Aim of the task: Show all lines that include the string "teléfono"; copy each one.

Collected data:
┄┄┄┄┄┄

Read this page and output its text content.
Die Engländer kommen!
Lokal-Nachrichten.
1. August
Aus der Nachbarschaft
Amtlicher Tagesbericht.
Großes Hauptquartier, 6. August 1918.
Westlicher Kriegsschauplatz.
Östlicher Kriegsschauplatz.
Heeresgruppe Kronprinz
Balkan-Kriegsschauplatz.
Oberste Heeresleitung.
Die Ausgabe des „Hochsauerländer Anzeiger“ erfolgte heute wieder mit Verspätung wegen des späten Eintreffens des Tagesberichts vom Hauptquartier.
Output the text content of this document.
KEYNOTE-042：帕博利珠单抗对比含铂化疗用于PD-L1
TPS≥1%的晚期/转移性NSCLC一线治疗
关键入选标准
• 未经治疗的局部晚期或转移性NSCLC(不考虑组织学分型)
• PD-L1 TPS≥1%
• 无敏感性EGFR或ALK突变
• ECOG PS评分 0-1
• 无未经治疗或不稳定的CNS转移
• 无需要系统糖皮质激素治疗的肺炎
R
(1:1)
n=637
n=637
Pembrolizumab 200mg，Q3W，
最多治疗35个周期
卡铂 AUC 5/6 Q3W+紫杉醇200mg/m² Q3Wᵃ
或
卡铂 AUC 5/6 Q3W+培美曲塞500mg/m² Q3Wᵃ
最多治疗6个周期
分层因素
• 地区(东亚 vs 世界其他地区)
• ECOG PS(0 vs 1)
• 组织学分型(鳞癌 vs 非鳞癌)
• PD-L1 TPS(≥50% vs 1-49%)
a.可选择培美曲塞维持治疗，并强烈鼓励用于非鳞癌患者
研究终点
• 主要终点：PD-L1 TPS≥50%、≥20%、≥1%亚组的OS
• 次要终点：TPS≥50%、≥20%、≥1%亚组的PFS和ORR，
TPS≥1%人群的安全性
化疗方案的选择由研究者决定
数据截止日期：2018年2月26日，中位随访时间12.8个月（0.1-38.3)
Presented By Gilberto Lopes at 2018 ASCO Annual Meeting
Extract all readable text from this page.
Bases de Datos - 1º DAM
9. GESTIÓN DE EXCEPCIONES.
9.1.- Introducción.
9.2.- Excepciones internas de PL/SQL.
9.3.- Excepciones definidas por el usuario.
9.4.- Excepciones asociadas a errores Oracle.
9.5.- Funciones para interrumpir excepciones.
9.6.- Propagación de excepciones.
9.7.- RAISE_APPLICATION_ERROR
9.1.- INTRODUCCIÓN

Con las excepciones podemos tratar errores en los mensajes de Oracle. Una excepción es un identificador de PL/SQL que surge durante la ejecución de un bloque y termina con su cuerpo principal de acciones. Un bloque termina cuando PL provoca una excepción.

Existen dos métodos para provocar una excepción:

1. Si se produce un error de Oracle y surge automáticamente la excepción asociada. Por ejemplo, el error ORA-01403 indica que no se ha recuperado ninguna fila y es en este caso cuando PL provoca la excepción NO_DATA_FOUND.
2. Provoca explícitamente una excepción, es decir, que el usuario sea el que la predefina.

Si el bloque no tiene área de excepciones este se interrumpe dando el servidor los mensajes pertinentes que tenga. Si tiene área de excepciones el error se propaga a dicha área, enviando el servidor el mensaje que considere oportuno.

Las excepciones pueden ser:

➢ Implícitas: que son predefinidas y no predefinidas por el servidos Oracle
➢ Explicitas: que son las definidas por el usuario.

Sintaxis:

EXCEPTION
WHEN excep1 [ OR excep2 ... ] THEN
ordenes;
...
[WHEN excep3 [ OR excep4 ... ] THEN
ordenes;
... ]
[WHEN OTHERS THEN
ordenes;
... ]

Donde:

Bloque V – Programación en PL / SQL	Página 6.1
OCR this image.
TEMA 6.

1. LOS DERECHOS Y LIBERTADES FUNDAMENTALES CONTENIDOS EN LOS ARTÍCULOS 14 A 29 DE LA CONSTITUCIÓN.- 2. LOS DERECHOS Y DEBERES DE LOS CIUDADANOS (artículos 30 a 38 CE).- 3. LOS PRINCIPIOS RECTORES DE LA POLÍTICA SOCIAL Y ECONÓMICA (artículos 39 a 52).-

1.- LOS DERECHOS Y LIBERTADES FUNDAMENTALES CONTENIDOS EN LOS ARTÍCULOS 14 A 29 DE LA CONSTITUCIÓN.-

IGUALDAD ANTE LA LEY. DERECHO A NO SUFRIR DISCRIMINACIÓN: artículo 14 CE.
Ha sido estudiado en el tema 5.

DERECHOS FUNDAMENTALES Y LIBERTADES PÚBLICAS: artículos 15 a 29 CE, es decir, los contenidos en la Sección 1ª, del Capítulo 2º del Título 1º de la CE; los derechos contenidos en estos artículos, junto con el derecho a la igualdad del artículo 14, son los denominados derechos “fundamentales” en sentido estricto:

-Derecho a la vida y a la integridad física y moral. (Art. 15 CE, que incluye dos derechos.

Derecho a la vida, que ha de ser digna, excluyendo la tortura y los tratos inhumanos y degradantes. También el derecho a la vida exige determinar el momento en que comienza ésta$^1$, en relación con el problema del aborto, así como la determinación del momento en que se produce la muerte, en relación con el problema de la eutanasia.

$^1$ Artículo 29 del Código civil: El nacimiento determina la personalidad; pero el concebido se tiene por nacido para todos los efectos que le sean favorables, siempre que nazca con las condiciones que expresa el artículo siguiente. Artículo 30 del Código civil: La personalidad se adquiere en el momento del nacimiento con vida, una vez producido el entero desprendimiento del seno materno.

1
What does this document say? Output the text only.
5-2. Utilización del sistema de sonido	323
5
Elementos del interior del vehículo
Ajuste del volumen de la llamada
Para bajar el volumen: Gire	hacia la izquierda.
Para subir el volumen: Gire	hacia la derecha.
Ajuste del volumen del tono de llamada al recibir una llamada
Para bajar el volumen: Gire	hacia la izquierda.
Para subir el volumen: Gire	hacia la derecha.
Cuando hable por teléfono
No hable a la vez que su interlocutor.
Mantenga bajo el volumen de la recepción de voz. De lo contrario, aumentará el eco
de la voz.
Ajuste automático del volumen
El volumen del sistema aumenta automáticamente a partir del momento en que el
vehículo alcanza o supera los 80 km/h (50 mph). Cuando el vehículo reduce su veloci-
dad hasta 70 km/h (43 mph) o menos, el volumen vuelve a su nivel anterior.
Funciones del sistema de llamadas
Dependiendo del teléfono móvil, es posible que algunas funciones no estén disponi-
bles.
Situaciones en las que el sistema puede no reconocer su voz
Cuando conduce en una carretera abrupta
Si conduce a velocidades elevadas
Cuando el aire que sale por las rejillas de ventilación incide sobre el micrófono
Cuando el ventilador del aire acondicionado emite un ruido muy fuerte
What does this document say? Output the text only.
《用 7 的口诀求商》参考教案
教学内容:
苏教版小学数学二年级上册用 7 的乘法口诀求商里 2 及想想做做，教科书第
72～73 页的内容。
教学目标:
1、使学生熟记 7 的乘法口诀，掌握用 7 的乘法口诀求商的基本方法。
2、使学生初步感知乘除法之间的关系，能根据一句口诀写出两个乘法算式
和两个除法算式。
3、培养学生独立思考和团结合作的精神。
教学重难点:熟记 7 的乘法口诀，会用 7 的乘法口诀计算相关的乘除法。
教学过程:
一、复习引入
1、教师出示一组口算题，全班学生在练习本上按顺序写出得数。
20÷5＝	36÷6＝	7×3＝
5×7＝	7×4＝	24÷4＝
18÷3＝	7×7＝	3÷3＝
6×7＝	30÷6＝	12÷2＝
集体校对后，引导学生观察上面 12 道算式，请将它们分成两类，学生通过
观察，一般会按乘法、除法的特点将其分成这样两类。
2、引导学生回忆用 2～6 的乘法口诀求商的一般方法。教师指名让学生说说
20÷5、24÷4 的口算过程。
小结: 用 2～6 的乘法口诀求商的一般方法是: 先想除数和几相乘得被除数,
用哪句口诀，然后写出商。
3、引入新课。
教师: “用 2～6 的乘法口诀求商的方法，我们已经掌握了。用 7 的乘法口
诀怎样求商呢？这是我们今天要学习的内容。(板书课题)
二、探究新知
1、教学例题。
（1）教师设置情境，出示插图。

┄┄┄┄┄┄

Solution to this exercise:
Cuando hable por teléfono
Dependiendo del teléfono móvil, es posible que algunas funciones no estén disponi-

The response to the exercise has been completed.